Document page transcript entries
"""
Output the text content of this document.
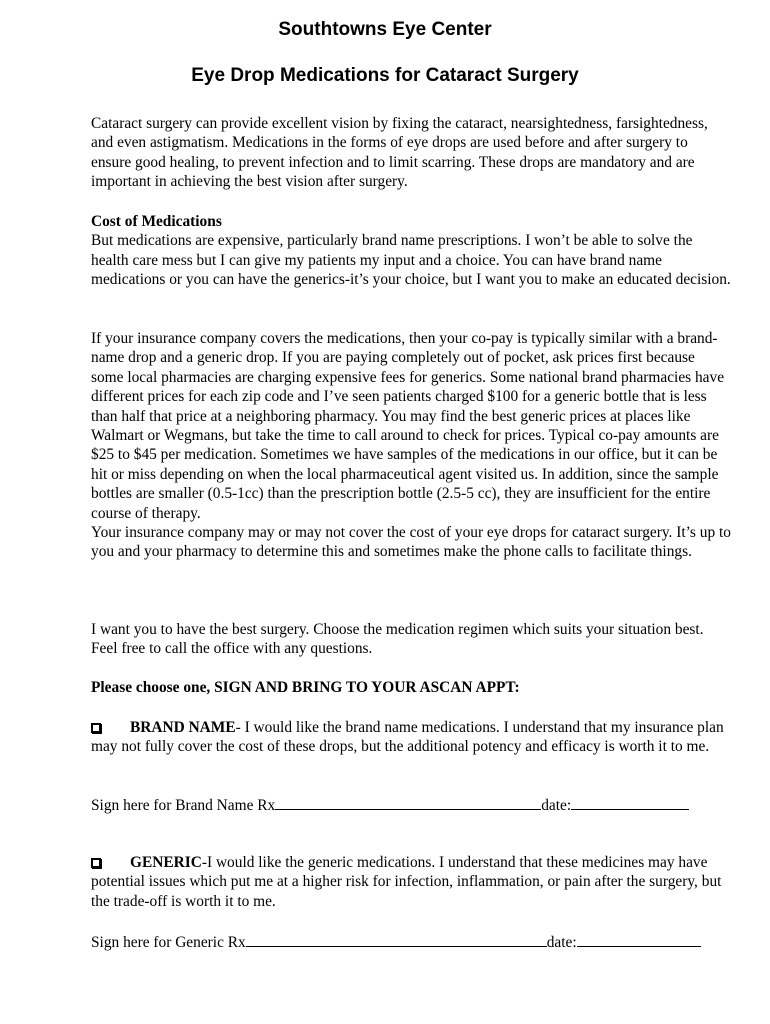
Southtowns Eye Center
Eye Drop Medications for Cataract Surgery

Cataract surgery can provide excellent vision by fixing the cataract, nearsightedness, farsightedness, and even astigmatism. Medications in the forms of eye drops are used before and after surgery to ensure good healing, to prevent infection and to limit scarring. These drops are mandatory and are important in achieving the best vision after surgery.

Cost of Medications

But medications are expensive, particularly brand name prescriptions. I won’t be able to solve the health care mess but I can give my patients my input and a choice. You can have brand name medications or you can have the generics-it’s your choice, but I want you to make an educated decision.

If your insurance company covers the medications, then your co-pay is typically similar with a brand-name drop and a generic drop. If you are paying completely out of pocket, ask prices first because some local pharmacies are charging expensive fees for generics. Some national brand pharmacies have different prices for each zip code and I’ve seen patients charged $100 for a generic bottle that is less than half that price at a neighboring pharmacy. You may find the best generic prices at places like Walmart or Wegmans, but take the time to call around to check for prices. Typical co-pay amounts are $25 to $45 per medication. Sometimes we have samples of the medications in our office, but it can be hit or miss depending on when the local pharmaceutical agent visited us. In addition, since the sample bottles are smaller (0.5-1cc) than the prescription bottle (2.5-5 cc), they are insufficient for the entire course of therapy.

Your insurance company may or may not cover the cost of your eye drops for cataract surgery. It’s up to you and your pharmacy to determine this and sometimes make the phone calls to facilitate things.

I want you to have the best surgery. Choose the medication regimen which suits your situation best. Feel free to call the office with any questions.

Please choose one, SIGN AND BRING TO YOUR ASCAN APPT:

BRAND NAME- I would like the brand name medications. I understand that my insurance plan may not fully cover the cost of these drops, but the additional potency and efficacy is worth it to me.

Sign here for Brand Name Rx	date:

GENERIC-I would like the generic medications. I understand that these medicines may have potential issues which put me at a higher risk for infection, inflammation, or pain after the surgery, but the trade-off is worth it to me.

Sign here for Generic Rx	date:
"""
## WHAT THE EXERCISE ASKS
Would you please return all lines of the data that include the word "office"?

## RESPONSE AREA
If your insurance company covers the medications, then your co-pay is typically similar with a brand-name drop and a generic drop. If you are paying completely out of pocket, ask prices first because some local pharmacies are charging expensive fees for generics. Some national brand pharmacies have different prices for each zip code and I’ve seen patients charged $100 for a generic bottle that is less than half that price at a neighboring pharmacy. You may find the best generic prices at places like Walmart or Wegmans, but take the time to call around to check for prices. Typical co-pay amounts are $25 to $45 per medication. Sometimes we have samples of the medications in our office, but it can be hit or miss depending on when the local pharmaceutical agent visited us. In addition, since the sample bottles are smaller (0.5-1cc) than the prescription bottle (2.5-5 cc), they are insufficient for the entire course of therapy.
I want you to have the best surgery. Choose the medication regimen which suits your situation best. Feel free to call the office with any questions.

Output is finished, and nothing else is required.